* Requirements: Below are some records; reproduce every one of them exactly.

(Recorded data)
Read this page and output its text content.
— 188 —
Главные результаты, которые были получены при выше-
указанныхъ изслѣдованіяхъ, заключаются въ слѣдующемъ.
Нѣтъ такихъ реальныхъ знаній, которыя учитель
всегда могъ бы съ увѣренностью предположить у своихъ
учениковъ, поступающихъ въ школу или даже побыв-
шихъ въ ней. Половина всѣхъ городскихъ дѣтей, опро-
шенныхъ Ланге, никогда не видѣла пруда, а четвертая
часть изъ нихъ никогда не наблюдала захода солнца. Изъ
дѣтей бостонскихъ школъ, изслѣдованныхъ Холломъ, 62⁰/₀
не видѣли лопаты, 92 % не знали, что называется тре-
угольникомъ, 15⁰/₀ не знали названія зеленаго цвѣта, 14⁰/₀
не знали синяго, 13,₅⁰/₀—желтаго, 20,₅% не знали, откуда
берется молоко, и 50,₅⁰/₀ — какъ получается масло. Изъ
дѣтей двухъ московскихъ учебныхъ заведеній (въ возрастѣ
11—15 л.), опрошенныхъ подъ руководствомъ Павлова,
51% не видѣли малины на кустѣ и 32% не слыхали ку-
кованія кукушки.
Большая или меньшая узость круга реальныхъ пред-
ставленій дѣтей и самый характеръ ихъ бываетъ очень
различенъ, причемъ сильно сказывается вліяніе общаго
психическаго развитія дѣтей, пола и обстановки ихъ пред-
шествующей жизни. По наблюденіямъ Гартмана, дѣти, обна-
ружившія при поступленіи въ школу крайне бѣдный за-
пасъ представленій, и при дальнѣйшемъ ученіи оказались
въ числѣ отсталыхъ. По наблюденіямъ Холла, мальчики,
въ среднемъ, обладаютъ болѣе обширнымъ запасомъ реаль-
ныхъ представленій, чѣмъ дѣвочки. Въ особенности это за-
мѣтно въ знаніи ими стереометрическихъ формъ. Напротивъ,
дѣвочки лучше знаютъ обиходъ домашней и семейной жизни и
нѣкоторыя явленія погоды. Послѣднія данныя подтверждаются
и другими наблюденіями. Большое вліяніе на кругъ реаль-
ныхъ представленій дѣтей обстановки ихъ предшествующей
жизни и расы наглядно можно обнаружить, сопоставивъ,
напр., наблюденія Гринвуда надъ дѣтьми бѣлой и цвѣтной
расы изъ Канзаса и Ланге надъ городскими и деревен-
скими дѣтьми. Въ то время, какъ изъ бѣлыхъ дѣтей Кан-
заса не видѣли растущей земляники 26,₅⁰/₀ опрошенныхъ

* Finished exercise:
Read this page and output its text content.
— 188 —
Главные результаты, которые были получены при выше-
указанныхъ изслѣдованіяхъ, заключаются въ слѣдующемъ.
Нѣтъ такихъ реальныхъ знаній, которыя учитель
всегда могъ бы съ увѣренностью предположить у своихъ
учениковъ, поступающихъ въ школу или даже побыв-
шихъ въ ней. Половина всѣхъ городскихъ дѣтей, опро-
шенныхъ Ланге, никогда не видѣла пруда, а четвертая
часть изъ нихъ никогда не наблюдала захода солнца. Изъ
дѣтей бостонскихъ школъ, изслѣдованныхъ Холломъ, 62⁰/₀
не видѣли лопаты, 92 % не знали, что называется тре-
угольникомъ, 15⁰/₀ не знали названія зеленаго цвѣта, 14⁰/₀
не знали синяго, 13,₅⁰/₀—желтаго, 20,₅% не знали, откуда
берется молоко, и 50,₅⁰/₀ — какъ получается масло. Изъ
дѣтей двухъ московскихъ учебныхъ заведеній (въ возрастѣ
11—15 л.), опрошенныхъ подъ руководствомъ Павлова,
51% не видѣли малины на кустѣ и 32% не слыхали ку-
кованія кукушки.
Большая или меньшая узость круга реальныхъ пред-
ставленій дѣтей и самый характеръ ихъ бываетъ очень
различенъ, причемъ сильно сказывается вліяніе общаго
психическаго развитія дѣтей, пола и обстановки ихъ пред-
шествующей жизни. По наблюденіямъ Гартмана, дѣти, обна-
ружившія при поступленіи въ школу крайне бѣдный за-
пасъ представленій, и при дальнѣйшемъ ученіи оказались
въ числѣ отсталыхъ. По наблюденіямъ Холла, мальчики,
въ среднемъ, обладаютъ болѣе обширнымъ запасомъ реаль-
ныхъ представленій, чѣмъ дѣвочки. Въ особенности это за-
мѣтно въ знаніи ими стереометрическихъ формъ. Напротивъ,
дѣвочки лучше знаютъ обиходъ домашней и семейной жизни и
нѣкоторыя явленія погоды. Послѣднія данныя подтверждаются
и другими наблюденіями. Большое вліяніе на кругъ реаль-
ныхъ представленій дѣтей обстановки ихъ предшествующей
жизни и расы наглядно можно обнаружить, сопоставивъ,
напр., наблюденія Гринвуда надъ дѣтьми бѣлой и цвѣтной
расы изъ Канзаса и Ланге надъ городскими и деревен-
скими дѣтьми. Въ то время, какъ изъ бѣлыхъ дѣтей Кан-
заса не видѣли растущей земляники 26,₅⁰/₀ опрошенныхъ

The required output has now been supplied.